GIVEN TASK —
Write out every entry, unchanged. Skip any picture.

[Entries from a visual dataset]
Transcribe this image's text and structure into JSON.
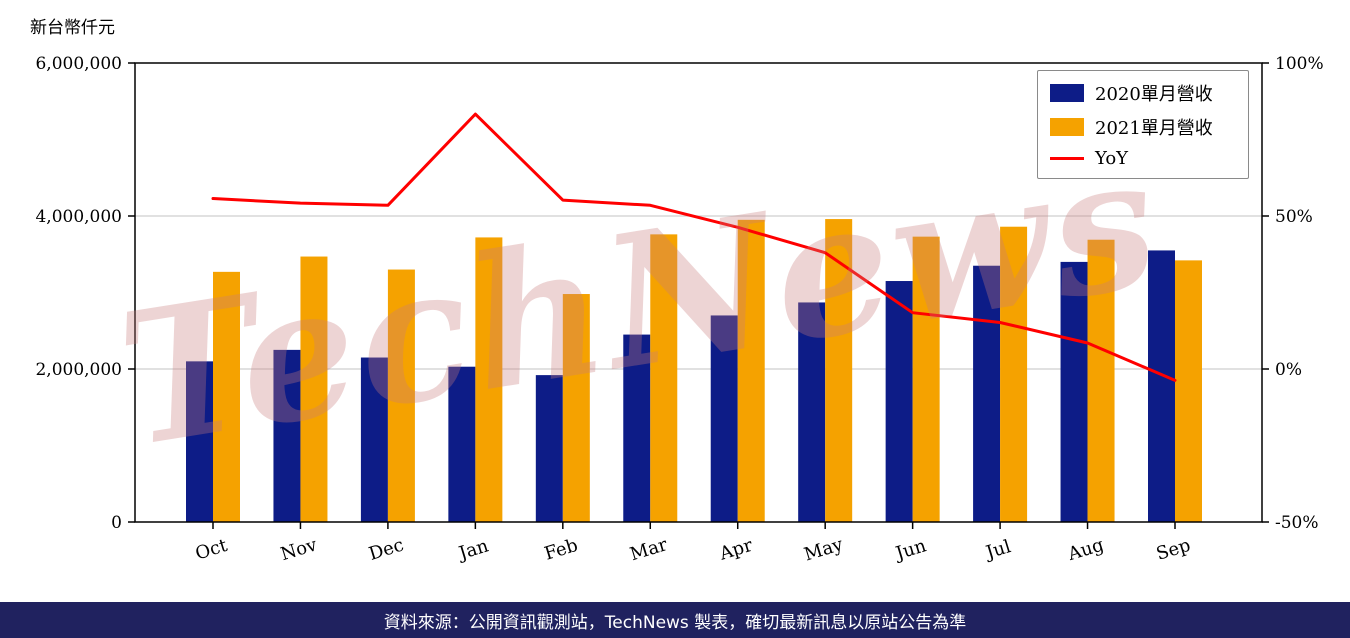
{
  "page": {
    "unit_label": "新台幣仟元",
    "watermark": "TechNews",
    "footer": "資料來源：公開資訊觀測站，TechNews 製表，確切最新訊息以原站公告為準"
  },
  "colors": {
    "bar_2020": "#0d1c87",
    "bar_2021": "#f5a200",
    "yoy_line": "#ff0000",
    "footer_bg": "#20225f",
    "gridline": "#cfcfcf"
  },
  "chart_data": {
    "type": "bar",
    "subtype": "grouped-bars-with-line",
    "title": "",
    "xlabel": "",
    "ylabel_left": "新台幣仟元",
    "categories": [
      "Oct",
      "Nov",
      "Dec",
      "Jan",
      "Feb",
      "Mar",
      "Apr",
      "May",
      "Jun",
      "Jul",
      "Aug",
      "Sep"
    ],
    "series": [
      {
        "name": "2020單月營收",
        "type": "bar",
        "axis": "left",
        "color": "#0d1c87",
        "values": [
          2100000,
          2250000,
          2150000,
          2030000,
          1920000,
          2450000,
          2700000,
          2870000,
          3150000,
          3350000,
          3400000,
          3550000
        ]
      },
      {
        "name": "2021單月營收",
        "type": "bar",
        "axis": "left",
        "color": "#f5a200",
        "values": [
          3270000,
          3470000,
          3300000,
          3720000,
          2980000,
          3760000,
          3950000,
          3960000,
          3730000,
          3860000,
          3690000,
          3420000
        ]
      },
      {
        "name": "YoY",
        "type": "line",
        "axis": "right",
        "color": "#ff0000",
        "values": [
          55.7,
          54.2,
          53.5,
          83.3,
          55.2,
          53.5,
          46.3,
          38.0,
          18.4,
          15.2,
          8.5,
          -3.7
        ]
      }
    ],
    "left_axis": {
      "min": 0,
      "max": 6000000,
      "tick_values": [
        0,
        2000000,
        4000000,
        6000000
      ],
      "ticks": [
        "0",
        "2,000,000",
        "4,000,000",
        "6,000,000"
      ]
    },
    "right_axis": {
      "min": -50,
      "max": 100,
      "tick_values": [
        -50,
        0,
        50,
        100
      ],
      "ticks": [
        "-50%",
        "0%",
        "50%",
        "100%"
      ]
    },
    "grid": true,
    "legend_position": "top-right"
  }
}
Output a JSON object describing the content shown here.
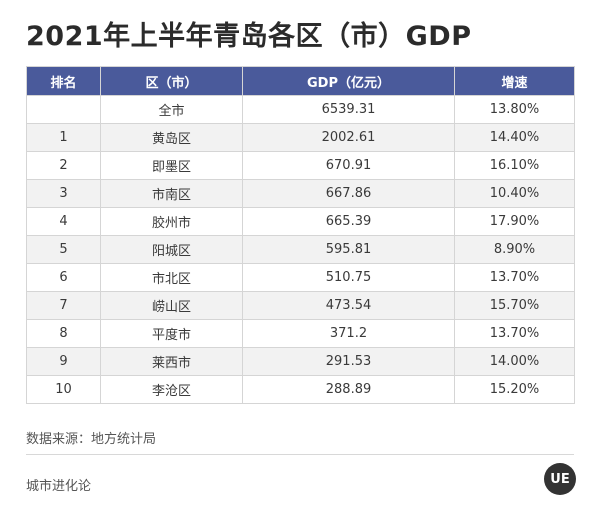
{
  "title": "2021年上半年青岛各区（市）GDP",
  "table": {
    "headers": [
      "排名",
      "区（市）",
      "GDP（亿元）",
      "增速"
    ],
    "rows": [
      [
        "",
        "全市",
        "6539.31",
        "13.80%"
      ],
      [
        "1",
        "黄岛区",
        "2002.61",
        "14.40%"
      ],
      [
        "2",
        "即墨区",
        "670.91",
        "16.10%"
      ],
      [
        "3",
        "市南区",
        "667.86",
        "10.40%"
      ],
      [
        "4",
        "胶州市",
        "665.39",
        "17.90%"
      ],
      [
        "5",
        "阳城区",
        "595.81",
        "8.90%"
      ],
      [
        "6",
        "市北区",
        "510.75",
        "13.70%"
      ],
      [
        "7",
        "崂山区",
        "473.54",
        "15.70%"
      ],
      [
        "8",
        "平度市",
        "371.2",
        "13.70%"
      ],
      [
        "9",
        "莱西市",
        "291.53",
        "14.00%"
      ],
      [
        "10",
        "李沧区",
        "288.89",
        "15.20%"
      ]
    ]
  },
  "source": "数据来源：地方统计局",
  "footer": "城市进化论",
  "logo": "UE"
}
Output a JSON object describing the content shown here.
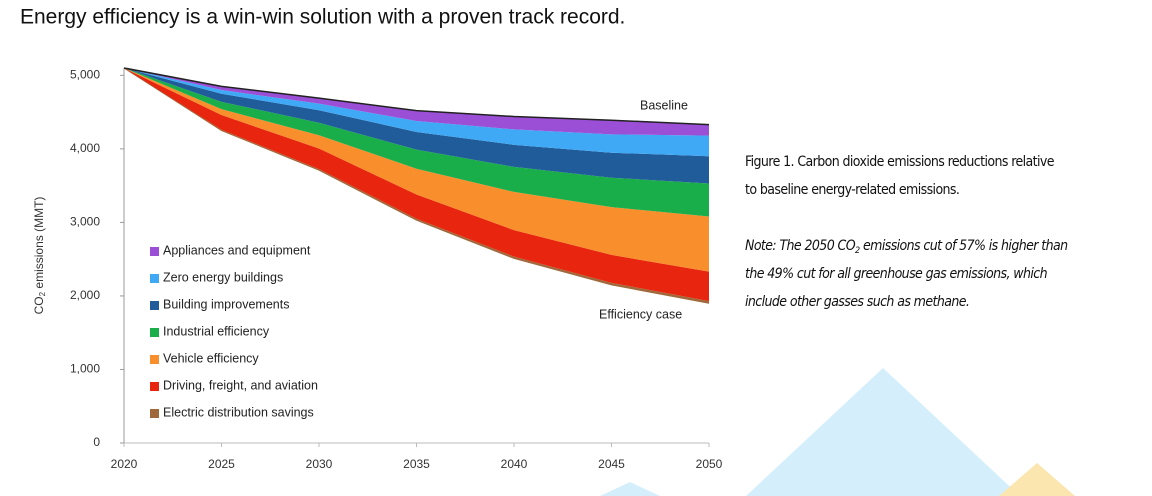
{
  "header": {
    "text": "Energy efficiency is a win-win solution with a proven track record."
  },
  "chart_data": {
    "type": "stacked-area",
    "y_label": [
      "CO",
      "2",
      " emissions (MMT)"
    ],
    "x": [
      2020,
      2025,
      2030,
      2035,
      2040,
      2045,
      2050
    ],
    "xlim": [
      2020,
      2050
    ],
    "xticks": [
      2020,
      2025,
      2030,
      2035,
      2040,
      2045,
      2050
    ],
    "ylim": [
      0,
      5100
    ],
    "yticks": [
      0,
      {
        "value": 1000,
        "label": "1,000"
      },
      {
        "value": 2000,
        "label": "2,000"
      },
      {
        "value": 3000,
        "label": "3,000"
      },
      {
        "value": 4000,
        "label": "4,000"
      },
      {
        "value": 5000,
        "label": "5,000"
      }
    ],
    "efficiency_case": {
      "label": "Efficiency case",
      "values": [
        5100,
        4250,
        3710,
        3030,
        2510,
        2150,
        1900
      ]
    },
    "baseline_label": "Baseline",
    "series": [
      {
        "name": "Appliances and equipment",
        "color": "#9b4fd6",
        "values": [
          0,
          50,
          75,
          140,
          175,
          192,
          150
        ]
      },
      {
        "name": "Zero energy buildings",
        "color": "#3fa9f5",
        "values": [
          0,
          50,
          90,
          150,
          210,
          250,
          280
        ]
      },
      {
        "name": "Building improvements",
        "color": "#1f5c99",
        "values": [
          0,
          110,
          170,
          240,
          300,
          340,
          370
        ]
      },
      {
        "name": "Industrial efficiency",
        "color": "#1aae4a",
        "values": [
          0,
          100,
          170,
          260,
          340,
          400,
          450
        ]
      },
      {
        "name": "Vehicle efficiency",
        "color": "#f98e2c",
        "values": [
          0,
          80,
          180,
          350,
          520,
          650,
          750
        ]
      },
      {
        "name": "Driving, freight, and aviation",
        "color": "#e8260f",
        "values": [
          0,
          200,
          280,
          330,
          360,
          380,
          400
        ]
      },
      {
        "name": "Electric distribution savings",
        "color": "#a0693b",
        "values": [
          0,
          10,
          15,
          20,
          25,
          28,
          30
        ]
      }
    ]
  },
  "caption": [
    "Figure 1. Carbon dioxide emissions reductions relative",
    "to baseline energy-related emissions."
  ],
  "note": [
    [
      "Note: The 2050 CO",
      "2",
      " emissions cut of 57% is higher than"
    ],
    [
      "the 49% cut for all greenhouse gas emissions, which"
    ],
    [
      "include other gasses such as methane."
    ]
  ]
}
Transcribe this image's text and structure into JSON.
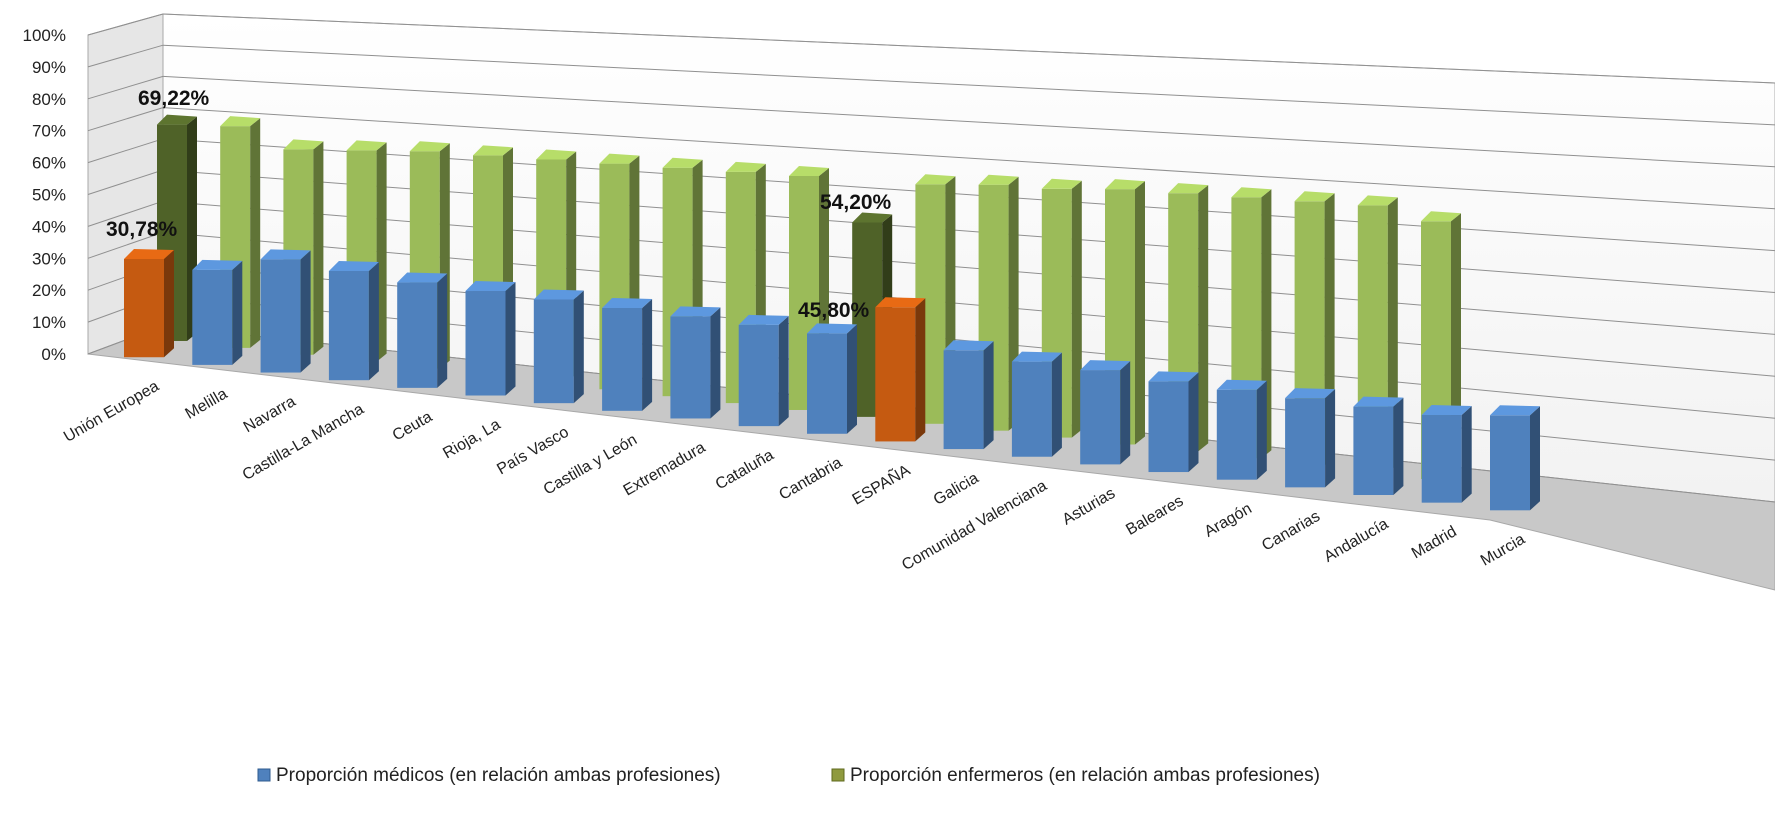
{
  "chart_data": {
    "type": "bar",
    "categories": [
      "Unión Europea",
      "Melilla",
      "Navarra",
      "Castilla-La Mancha",
      "Ceuta",
      "Rioja, La",
      "País Vasco",
      "Castilla y León",
      "Extremadura",
      "Cataluña",
      "Cantabria",
      "ESPAÑA",
      "Galicia",
      "Comunidad Valenciana",
      "Asturias",
      "Baleares",
      "Aragón",
      "Canarias",
      "Andalucía",
      "Madrid",
      "Murcia"
    ],
    "series": [
      {
        "name": "Proporción médicos (en relación ambas profesiones)",
        "values": [
          30.78,
          30,
          36,
          35,
          34,
          34,
          34,
          34,
          34,
          34,
          34,
          45.8,
          34,
          33,
          33,
          32,
          32,
          32,
          32,
          32,
          35
        ]
      },
      {
        "name": "Proporción enfermeros (en relación ambas profesiones)",
        "values": [
          69.22,
          70,
          64,
          65,
          66,
          66,
          66,
          66,
          66,
          66,
          66,
          54.2,
          66,
          67,
          67,
          68,
          68,
          68,
          68,
          68,
          65
        ]
      }
    ],
    "ylim": [
      0,
      100
    ],
    "yticks": [
      "0%",
      "10%",
      "20%",
      "30%",
      "40%",
      "50%",
      "60%",
      "70%",
      "80%",
      "90%",
      "100%"
    ],
    "data_labels": [
      "69,22%",
      "30,78%",
      "54,20%",
      "45,80%"
    ],
    "highlight_categories": [
      "Unión Europea",
      "ESPAÑA"
    ],
    "colors": {
      "medicos": "#4f81bd",
      "enfermeros": "#9bbb59",
      "highlight_medicos": "#c55a11",
      "highlight_enfermeros": "#4f6228"
    },
    "grid": true,
    "legend_position": "bottom"
  }
}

EXPECTED ANSWER —
Transcribe this image's text and structure into JSON.
{
  "page": {
    "unit_label": "新台幣仟元",
    "watermark": "TechNews",
    "footer": "資料來源：公開資訊觀測站，TechNews 製表，確切最新訊息以原站公告為準"
  },
  "colors": {
    "bar_2020": "#0d1c87",
    "bar_2021": "#f5a200",
    "yoy_line": "#ff0000",
    "footer_bg": "#20225f",
    "gridline": "#cfcfcf"
  },
  "chart_data": {
    "type": "bar",
    "subtype": "grouped-bars-with-line",
    "title": "",
    "xlabel": "",
    "ylabel_left": "新台幣仟元",
    "categories": [
      "Oct",
      "Nov",
      "Dec",
      "Jan",
      "Feb",
      "Mar",
      "Apr",
      "May",
      "Jun",
      "Jul",
      "Aug",
      "Sep"
    ],
    "series": [
      {
        "name": "2020單月營收",
        "type": "bar",
        "axis": "left",
        "color": "#0d1c87",
        "values": [
          2100000,
          2250000,
          2150000,
          2030000,
          1920000,
          2450000,
          2700000,
          2870000,
          3150000,
          3350000,
          3400000,
          3550000
        ]
      },
      {
        "name": "2021單月營收",
        "type": "bar",
        "axis": "left",
        "color": "#f5a200",
        "values": [
          3270000,
          3470000,
          3300000,
          3720000,
          2980000,
          3760000,
          3950000,
          3960000,
          3730000,
          3860000,
          3690000,
          3420000
        ]
      },
      {
        "name": "YoY",
        "type": "line",
        "axis": "right",
        "color": "#ff0000",
        "values": [
          55.7,
          54.2,
          53.5,
          83.3,
          55.2,
          53.5,
          46.3,
          38.0,
          18.4,
          15.2,
          8.5,
          -3.7
        ]
      }
    ],
    "left_axis": {
      "min": 0,
      "max": 6000000,
      "tick_values": [
        0,
        2000000,
        4000000,
        6000000
      ],
      "ticks": [
        "0",
        "2,000,000",
        "4,000,000",
        "6,000,000"
      ]
    },
    "right_axis": {
      "min": -50,
      "max": 100,
      "tick_values": [
        -50,
        0,
        50,
        100
      ],
      "ticks": [
        "-50%",
        "0%",
        "50%",
        "100%"
      ]
    },
    "grid": true,
    "legend_position": "top-right"
  }
}
Output a JSON object describing the content shown here.
{
  "title": "2021年上半年青岛各区（市）GDP",
  "table": {
    "headers": [
      "排名",
      "区（市）",
      "GDP（亿元）",
      "增速"
    ],
    "rows": [
      [
        "",
        "全市",
        "6539.31",
        "13.80%"
      ],
      [
        "1",
        "黄岛区",
        "2002.61",
        "14.40%"
      ],
      [
        "2",
        "即墨区",
        "670.91",
        "16.10%"
      ],
      [
        "3",
        "市南区",
        "667.86",
        "10.40%"
      ],
      [
        "4",
        "胶州市",
        "665.39",
        "17.90%"
      ],
      [
        "5",
        "阳城区",
        "595.81",
        "8.90%"
      ],
      [
        "6",
        "市北区",
        "510.75",
        "13.70%"
      ],
      [
        "7",
        "崂山区",
        "473.54",
        "15.70%"
      ],
      [
        "8",
        "平度市",
        "371.2",
        "13.70%"
      ],
      [
        "9",
        "莱西市",
        "291.53",
        "14.00%"
      ],
      [
        "10",
        "李沧区",
        "288.89",
        "15.20%"
      ]
    ]
  },
  "source": "数据来源：地方统计局",
  "footer": "城市进化论",
  "logo": "UE"
}
Output a JSON object describing the content shown here.
{
  "header": {
    "text": "Energy efficiency is a win-win solution with a proven track record."
  },
  "chart_data": {
    "type": "stacked-area",
    "y_label": [
      "CO",
      "2",
      " emissions (MMT)"
    ],
    "x": [
      2020,
      2025,
      2030,
      2035,
      2040,
      2045,
      2050
    ],
    "xlim": [
      2020,
      2050
    ],
    "xticks": [
      2020,
      2025,
      2030,
      2035,
      2040,
      2045,
      2050
    ],
    "ylim": [
      0,
      5100
    ],
    "yticks": [
      0,
      {
        "value": 1000,
        "label": "1,000"
      },
      {
        "value": 2000,
        "label": "2,000"
      },
      {
        "value": 3000,
        "label": "3,000"
      },
      {
        "value": 4000,
        "label": "4,000"
      },
      {
        "value": 5000,
        "label": "5,000"
      }
    ],
    "efficiency_case": {
      "label": "Efficiency case",
      "values": [
        5100,
        4250,
        3710,
        3030,
        2510,
        2150,
        1900
      ]
    },
    "baseline_label": "Baseline",
    "series": [
      {
        "name": "Appliances and equipment",
        "color": "#9b4fd6",
        "values": [
          0,
          50,
          75,
          140,
          175,
          192,
          150
        ]
      },
      {
        "name": "Zero energy buildings",
        "color": "#3fa9f5",
        "values": [
          0,
          50,
          90,
          150,
          210,
          250,
          280
        ]
      },
      {
        "name": "Building improvements",
        "color": "#1f5c99",
        "values": [
          0,
          110,
          170,
          240,
          300,
          340,
          370
        ]
      },
      {
        "name": "Industrial efficiency",
        "color": "#1aae4a",
        "values": [
          0,
          100,
          170,
          260,
          340,
          400,
          450
        ]
      },
      {
        "name": "Vehicle efficiency",
        "color": "#f98e2c",
        "values": [
          0,
          80,
          180,
          350,
          520,
          650,
          750
        ]
      },
      {
        "name": "Driving, freight, and aviation",
        "color": "#e8260f",
        "values": [
          0,
          200,
          280,
          330,
          360,
          380,
          400
        ]
      },
      {
        "name": "Electric distribution savings",
        "color": "#a0693b",
        "values": [
          0,
          10,
          15,
          20,
          25,
          28,
          30
        ]
      }
    ]
  },
  "caption": [
    "Figure 1. Carbon dioxide emissions reductions relative",
    "to baseline energy-related emissions."
  ],
  "note": [
    [
      "Note: The 2050 CO",
      "2",
      " emissions cut of 57% is higher than"
    ],
    [
      "the 49% cut for all greenhouse gas emissions, which"
    ],
    [
      "include other gasses such as methane."
    ]
  ]
}
Transcribe this image's text and structure into JSON.
{
  "chart_data": {
    "type": "bar",
    "categories": [
      "Unión Europea",
      "Melilla",
      "Navarra",
      "Castilla-La Mancha",
      "Ceuta",
      "Rioja, La",
      "País Vasco",
      "Castilla y León",
      "Extremadura",
      "Cataluña",
      "Cantabria",
      "ESPAÑA",
      "Galicia",
      "Comunidad Valenciana",
      "Asturias",
      "Baleares",
      "Aragón",
      "Canarias",
      "Andalucía",
      "Madrid",
      "Murcia"
    ],
    "series": [
      {
        "name": "Proporción médicos (en relación ambas profesiones)",
        "values": [
          30.78,
          30,
          36,
          35,
          34,
          34,
          34,
          34,
          34,
          34,
          34,
          45.8,
          34,
          33,
          33,
          32,
          32,
          32,
          32,
          32,
          35
        ]
      },
      {
        "name": "Proporción enfermeros (en relación ambas profesiones)",
        "values": [
          69.22,
          70,
          64,
          65,
          66,
          66,
          66,
          66,
          66,
          66,
          66,
          54.2,
          66,
          67,
          67,
          68,
          68,
          68,
          68,
          68,
          65
        ]
      }
    ],
    "ylim": [
      0,
      100
    ],
    "yticks": [
      "0%",
      "10%",
      "20%",
      "30%",
      "40%",
      "50%",
      "60%",
      "70%",
      "80%",
      "90%",
      "100%"
    ],
    "data_labels": [
      "69,22%",
      "30,78%",
      "54,20%",
      "45,80%"
    ],
    "highlight_categories": [
      "Unión Europea",
      "ESPAÑA"
    ],
    "colors": {
      "medicos": "#4f81bd",
      "enfermeros": "#9bbb59",
      "highlight_medicos": "#c55a11",
      "highlight_enfermeros": "#4f6228"
    },
    "grid": true,
    "legend_position": "bottom"
  }
}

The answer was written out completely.